**Records for the exercise**
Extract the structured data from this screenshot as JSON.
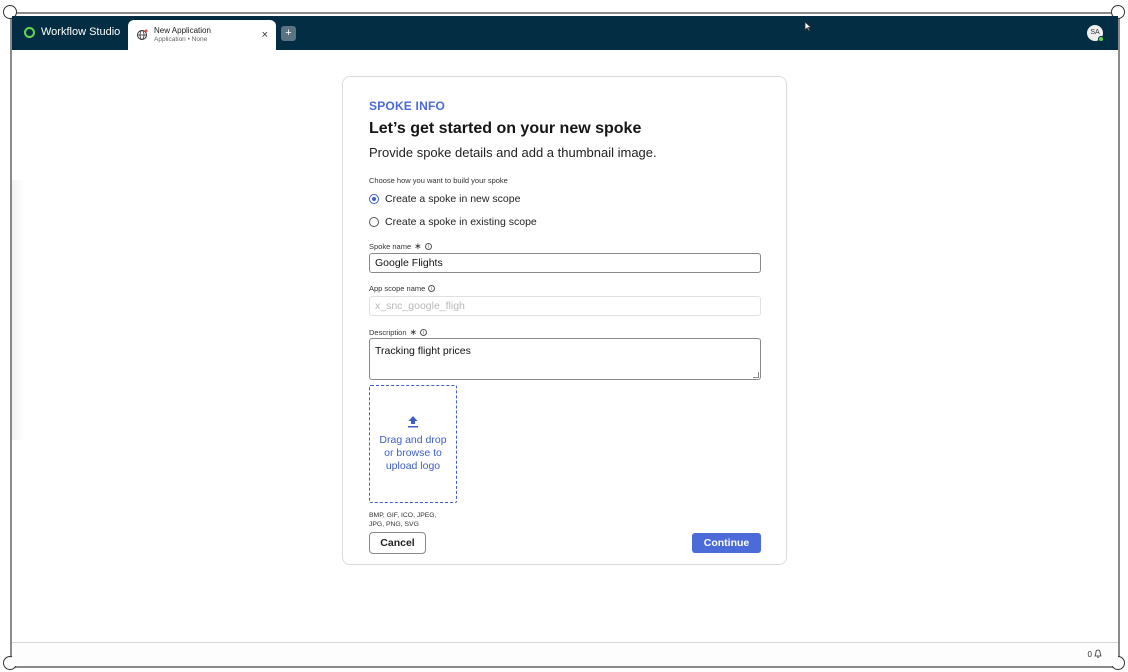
{
  "app": {
    "brand": "Workflow Studio"
  },
  "tab": {
    "title": "New Application",
    "subtitle": "Application • None",
    "close": "×"
  },
  "add_tab": "+",
  "user": {
    "initials": "SA"
  },
  "card": {
    "eyebrow": "SPOKE INFO",
    "heading": "Let’s get started on your new spoke",
    "subheading": "Provide spoke details and add a thumbnail image.",
    "build_prompt": "Choose how you want to build your spoke",
    "options": [
      {
        "label": "Create a spoke in new scope",
        "checked": true
      },
      {
        "label": "Create a spoke in existing scope",
        "checked": false
      }
    ],
    "spoke_name": {
      "label": "Spoke name",
      "required_mark": "∗",
      "value": "Google Flights"
    },
    "app_scope": {
      "label": "App scope name",
      "value": "x_snc_google_fligh"
    },
    "description": {
      "label": "Description",
      "required_mark": "∗",
      "value": "Tracking flight prices"
    },
    "upload": {
      "line1": "Drag and drop",
      "line2": "or browse to",
      "line3": "upload logo"
    },
    "formats": "BMP, GIF, ICO, JPEG, JPG, PNG, SVG",
    "cancel_label": "Cancel",
    "continue_label": "Continue"
  },
  "footer": {
    "count": "0"
  },
  "colors": {
    "topbar": "#032d42",
    "accent": "#4a6bd8",
    "brand_green": "#62d84e"
  },
  "icons": [
    "workflow-studio-logo-icon",
    "globe-icon",
    "close-icon",
    "plus-icon",
    "info-icon",
    "upload-icon",
    "bell-icon",
    "cursor-icon"
  ]
}
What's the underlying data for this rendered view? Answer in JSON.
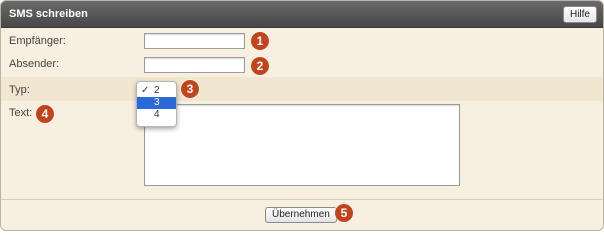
{
  "header": {
    "title": "SMS schreiben",
    "help_label": "Hilfe"
  },
  "form": {
    "recipient_label": "Empfänger:",
    "recipient_value": "",
    "sender_label": "Absender:",
    "sender_value": "",
    "type_label": "Typ:",
    "type_options": [
      {
        "label": "2",
        "checked": "✓"
      },
      {
        "label": "3",
        "checked": ""
      },
      {
        "label": "4",
        "checked": ""
      }
    ],
    "type_highlighted": "3",
    "text_label": "Text:",
    "text_value": ""
  },
  "footer": {
    "submit_label": "Übernehmen"
  },
  "badges": [
    "1",
    "2",
    "3",
    "4",
    "5"
  ],
  "colors": {
    "badge": "#c3441c",
    "titlebar": "#4f4f4f",
    "panel_bg": "#f7efe0",
    "selection": "#2a6ad8"
  }
}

**Directive**
Identify all lines in the records above with the word "Create".

**Exercise output**
        "label": "Create a spoke in new scope",
        "label": "Create a spoke in existing scope",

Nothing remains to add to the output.